Find every line of the records that has "corner" and return it.

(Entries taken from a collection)
------------------------------------------------------------

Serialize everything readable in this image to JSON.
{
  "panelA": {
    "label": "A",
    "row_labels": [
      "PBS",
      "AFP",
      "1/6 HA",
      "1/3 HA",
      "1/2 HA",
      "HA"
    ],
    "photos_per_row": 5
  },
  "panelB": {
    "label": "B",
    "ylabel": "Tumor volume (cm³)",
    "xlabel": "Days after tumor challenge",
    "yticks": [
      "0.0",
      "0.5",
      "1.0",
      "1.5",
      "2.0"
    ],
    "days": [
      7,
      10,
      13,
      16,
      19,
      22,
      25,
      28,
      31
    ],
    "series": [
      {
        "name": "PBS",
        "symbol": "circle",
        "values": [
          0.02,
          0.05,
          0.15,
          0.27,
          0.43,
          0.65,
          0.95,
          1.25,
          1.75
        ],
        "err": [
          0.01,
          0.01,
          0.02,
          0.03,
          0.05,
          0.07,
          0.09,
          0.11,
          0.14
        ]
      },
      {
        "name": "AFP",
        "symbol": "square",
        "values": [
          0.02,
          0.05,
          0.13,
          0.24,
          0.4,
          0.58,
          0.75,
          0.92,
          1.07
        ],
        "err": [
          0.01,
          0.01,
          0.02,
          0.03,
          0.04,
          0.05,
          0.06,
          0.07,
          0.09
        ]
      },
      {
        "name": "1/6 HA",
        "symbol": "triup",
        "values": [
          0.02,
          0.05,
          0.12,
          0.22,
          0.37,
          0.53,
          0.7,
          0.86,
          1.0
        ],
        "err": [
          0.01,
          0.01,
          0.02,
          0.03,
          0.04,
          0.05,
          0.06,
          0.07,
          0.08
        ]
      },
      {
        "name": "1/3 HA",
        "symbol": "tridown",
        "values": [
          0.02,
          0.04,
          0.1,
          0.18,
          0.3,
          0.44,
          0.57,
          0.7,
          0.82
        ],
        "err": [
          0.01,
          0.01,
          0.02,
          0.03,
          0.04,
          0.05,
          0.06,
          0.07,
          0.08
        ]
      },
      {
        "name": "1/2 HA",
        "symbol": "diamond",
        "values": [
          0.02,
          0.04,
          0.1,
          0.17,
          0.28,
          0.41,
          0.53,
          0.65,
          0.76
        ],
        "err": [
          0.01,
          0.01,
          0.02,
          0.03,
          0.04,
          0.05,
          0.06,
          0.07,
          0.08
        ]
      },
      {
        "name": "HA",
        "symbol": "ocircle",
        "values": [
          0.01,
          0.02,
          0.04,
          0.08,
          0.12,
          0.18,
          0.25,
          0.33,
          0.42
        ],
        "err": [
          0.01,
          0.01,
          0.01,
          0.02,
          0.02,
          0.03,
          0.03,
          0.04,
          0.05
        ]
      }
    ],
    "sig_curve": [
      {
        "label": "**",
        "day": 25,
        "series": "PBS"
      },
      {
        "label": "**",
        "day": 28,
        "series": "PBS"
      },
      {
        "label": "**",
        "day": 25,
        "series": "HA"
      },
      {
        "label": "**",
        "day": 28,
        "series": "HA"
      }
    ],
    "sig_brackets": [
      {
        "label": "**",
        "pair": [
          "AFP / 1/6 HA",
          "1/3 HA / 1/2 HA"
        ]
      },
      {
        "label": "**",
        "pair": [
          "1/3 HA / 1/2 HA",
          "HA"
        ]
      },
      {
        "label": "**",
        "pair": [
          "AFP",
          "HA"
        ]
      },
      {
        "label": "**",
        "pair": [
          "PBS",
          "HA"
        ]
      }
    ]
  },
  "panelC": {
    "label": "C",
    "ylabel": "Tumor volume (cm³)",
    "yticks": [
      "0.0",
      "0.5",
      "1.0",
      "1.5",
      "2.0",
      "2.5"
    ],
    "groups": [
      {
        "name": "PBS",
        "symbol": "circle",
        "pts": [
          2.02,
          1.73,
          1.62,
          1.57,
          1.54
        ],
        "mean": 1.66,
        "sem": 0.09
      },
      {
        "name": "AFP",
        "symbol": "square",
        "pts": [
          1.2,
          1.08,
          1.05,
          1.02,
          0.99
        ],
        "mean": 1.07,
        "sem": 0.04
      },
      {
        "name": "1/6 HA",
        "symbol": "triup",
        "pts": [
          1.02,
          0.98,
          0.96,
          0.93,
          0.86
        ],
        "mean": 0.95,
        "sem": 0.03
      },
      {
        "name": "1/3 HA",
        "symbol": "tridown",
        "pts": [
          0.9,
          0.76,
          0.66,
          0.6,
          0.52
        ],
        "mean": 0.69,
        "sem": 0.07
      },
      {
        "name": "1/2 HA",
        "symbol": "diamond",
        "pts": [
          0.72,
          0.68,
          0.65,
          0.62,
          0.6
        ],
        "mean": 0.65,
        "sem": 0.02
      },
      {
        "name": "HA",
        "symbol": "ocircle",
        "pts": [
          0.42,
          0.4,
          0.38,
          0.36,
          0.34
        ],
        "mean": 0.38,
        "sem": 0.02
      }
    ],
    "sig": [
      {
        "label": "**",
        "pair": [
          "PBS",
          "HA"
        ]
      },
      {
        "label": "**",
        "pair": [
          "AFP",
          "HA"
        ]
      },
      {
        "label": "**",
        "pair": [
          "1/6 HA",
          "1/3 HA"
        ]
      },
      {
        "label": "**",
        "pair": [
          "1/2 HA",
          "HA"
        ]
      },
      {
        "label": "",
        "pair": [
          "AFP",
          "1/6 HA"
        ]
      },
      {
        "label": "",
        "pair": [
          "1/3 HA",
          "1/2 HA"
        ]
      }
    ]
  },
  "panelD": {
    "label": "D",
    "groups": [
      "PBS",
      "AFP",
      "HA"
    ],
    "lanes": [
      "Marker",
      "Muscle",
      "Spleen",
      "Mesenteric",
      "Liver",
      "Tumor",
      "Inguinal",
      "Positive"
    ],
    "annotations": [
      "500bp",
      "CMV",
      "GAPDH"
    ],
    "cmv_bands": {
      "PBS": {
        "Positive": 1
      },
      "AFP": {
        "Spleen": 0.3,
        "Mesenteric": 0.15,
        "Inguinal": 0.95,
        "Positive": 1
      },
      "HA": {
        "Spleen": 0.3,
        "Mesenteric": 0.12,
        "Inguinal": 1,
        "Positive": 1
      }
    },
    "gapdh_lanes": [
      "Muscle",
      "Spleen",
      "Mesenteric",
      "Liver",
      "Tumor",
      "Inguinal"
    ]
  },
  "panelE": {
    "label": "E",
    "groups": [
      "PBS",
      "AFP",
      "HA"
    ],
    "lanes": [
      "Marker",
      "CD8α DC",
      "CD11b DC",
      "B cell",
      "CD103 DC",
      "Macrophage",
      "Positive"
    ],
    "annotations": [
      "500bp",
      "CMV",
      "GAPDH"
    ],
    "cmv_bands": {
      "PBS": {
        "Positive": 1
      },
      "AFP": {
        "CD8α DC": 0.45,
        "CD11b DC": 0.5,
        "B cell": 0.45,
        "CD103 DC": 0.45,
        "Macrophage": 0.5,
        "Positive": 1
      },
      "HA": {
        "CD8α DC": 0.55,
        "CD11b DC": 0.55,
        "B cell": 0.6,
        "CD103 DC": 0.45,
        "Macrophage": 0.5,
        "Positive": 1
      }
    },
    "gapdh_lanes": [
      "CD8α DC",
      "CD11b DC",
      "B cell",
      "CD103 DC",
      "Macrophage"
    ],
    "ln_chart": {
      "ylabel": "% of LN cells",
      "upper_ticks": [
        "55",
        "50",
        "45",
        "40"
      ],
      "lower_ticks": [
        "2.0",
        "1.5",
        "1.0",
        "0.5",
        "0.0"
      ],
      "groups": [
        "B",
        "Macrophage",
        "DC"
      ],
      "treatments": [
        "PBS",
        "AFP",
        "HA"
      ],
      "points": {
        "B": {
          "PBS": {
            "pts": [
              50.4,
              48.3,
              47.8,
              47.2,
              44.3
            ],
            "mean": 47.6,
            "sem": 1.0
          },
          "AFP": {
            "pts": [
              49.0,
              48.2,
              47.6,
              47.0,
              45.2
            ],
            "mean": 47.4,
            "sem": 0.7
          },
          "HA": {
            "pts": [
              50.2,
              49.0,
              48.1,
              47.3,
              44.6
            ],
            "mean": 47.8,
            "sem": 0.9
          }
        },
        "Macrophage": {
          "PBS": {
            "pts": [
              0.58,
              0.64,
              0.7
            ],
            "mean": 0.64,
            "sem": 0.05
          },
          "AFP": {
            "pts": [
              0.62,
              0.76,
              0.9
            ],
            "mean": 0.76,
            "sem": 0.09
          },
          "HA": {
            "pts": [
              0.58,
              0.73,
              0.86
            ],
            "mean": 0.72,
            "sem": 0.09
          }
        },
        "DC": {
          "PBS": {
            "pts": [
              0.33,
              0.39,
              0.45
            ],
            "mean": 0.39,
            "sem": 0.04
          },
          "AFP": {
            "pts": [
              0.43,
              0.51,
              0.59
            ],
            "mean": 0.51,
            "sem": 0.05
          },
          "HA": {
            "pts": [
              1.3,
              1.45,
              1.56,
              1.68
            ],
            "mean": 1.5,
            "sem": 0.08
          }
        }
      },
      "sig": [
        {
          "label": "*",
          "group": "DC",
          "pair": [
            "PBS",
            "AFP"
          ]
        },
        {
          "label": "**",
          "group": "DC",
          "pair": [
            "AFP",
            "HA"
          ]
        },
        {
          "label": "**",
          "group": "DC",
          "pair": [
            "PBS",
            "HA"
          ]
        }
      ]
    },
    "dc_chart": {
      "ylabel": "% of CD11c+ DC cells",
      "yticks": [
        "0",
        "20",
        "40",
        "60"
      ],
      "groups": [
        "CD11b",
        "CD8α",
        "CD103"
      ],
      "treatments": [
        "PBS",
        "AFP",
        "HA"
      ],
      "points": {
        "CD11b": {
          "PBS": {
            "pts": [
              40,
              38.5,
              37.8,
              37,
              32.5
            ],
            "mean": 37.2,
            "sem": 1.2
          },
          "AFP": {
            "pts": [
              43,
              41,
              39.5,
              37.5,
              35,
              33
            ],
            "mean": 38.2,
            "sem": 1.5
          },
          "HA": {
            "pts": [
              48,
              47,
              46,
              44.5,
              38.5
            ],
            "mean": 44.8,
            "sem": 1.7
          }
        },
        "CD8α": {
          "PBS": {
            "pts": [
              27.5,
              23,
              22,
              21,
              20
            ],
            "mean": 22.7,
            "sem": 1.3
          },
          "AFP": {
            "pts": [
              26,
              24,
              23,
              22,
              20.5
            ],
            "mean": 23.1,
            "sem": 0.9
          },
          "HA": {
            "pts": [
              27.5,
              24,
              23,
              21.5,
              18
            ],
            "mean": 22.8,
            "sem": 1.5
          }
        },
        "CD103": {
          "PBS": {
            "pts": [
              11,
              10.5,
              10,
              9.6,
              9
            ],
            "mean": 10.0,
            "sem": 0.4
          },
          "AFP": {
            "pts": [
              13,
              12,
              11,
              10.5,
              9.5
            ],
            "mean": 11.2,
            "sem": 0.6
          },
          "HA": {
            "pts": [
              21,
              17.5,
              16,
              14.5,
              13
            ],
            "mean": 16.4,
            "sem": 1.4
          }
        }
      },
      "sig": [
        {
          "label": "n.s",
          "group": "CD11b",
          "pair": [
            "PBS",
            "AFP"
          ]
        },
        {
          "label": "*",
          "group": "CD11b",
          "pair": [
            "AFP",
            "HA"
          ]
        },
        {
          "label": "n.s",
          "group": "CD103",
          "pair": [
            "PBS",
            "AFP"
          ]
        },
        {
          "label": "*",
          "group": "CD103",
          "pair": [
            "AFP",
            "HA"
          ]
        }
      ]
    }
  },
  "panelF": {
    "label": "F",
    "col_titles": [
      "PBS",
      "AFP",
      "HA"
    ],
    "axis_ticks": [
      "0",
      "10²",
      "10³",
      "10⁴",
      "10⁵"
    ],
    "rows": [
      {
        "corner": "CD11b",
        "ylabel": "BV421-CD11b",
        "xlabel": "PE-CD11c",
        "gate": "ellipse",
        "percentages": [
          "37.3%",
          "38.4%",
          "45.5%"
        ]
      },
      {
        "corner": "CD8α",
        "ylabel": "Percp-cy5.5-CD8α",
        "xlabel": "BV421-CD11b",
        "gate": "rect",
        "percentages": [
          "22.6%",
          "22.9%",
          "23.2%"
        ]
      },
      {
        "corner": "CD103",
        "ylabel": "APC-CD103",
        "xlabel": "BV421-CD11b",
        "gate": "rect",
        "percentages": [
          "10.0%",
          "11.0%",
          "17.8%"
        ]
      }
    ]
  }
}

------------------------------------------------------------

_SOLUTION FOR THIS PROBLEM:_
        "corner": "CD11b",
        "corner": "CD8α",
        "corner": "CD103",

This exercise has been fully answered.